Exercise description >>
Locate every line that holds the string "pride" and copy it.

Data records >>
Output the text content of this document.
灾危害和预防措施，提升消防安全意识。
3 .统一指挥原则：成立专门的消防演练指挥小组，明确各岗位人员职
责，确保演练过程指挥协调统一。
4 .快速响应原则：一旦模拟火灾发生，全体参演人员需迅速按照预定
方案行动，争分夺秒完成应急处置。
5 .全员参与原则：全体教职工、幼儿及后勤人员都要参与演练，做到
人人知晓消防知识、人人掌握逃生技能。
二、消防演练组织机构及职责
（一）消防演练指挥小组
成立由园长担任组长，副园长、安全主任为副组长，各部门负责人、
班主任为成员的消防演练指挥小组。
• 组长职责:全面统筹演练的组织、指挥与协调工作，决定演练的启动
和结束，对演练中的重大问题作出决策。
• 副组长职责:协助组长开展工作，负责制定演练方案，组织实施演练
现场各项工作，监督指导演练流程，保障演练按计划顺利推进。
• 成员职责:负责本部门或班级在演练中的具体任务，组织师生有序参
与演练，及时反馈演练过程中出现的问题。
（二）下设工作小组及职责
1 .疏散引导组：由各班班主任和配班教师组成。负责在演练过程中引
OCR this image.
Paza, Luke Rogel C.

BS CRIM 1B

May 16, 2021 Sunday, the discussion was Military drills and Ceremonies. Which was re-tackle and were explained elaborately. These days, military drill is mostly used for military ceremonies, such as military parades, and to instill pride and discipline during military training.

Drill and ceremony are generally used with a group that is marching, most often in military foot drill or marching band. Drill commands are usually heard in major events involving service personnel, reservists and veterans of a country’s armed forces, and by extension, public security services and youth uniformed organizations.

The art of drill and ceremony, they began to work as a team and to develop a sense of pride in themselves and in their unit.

Solution for this task >>
May 16, 2021 Sunday, the discussion was Military drills and Ceremonies. Which was re-tackle and were explained elaborately. These days, military drill is mostly used for military ceremonies, such as military parades, and to instill pride and discipline during military training.
The art of drill and ceremony, they began to work as a team and to develop a sense of pride in themselves and in their unit.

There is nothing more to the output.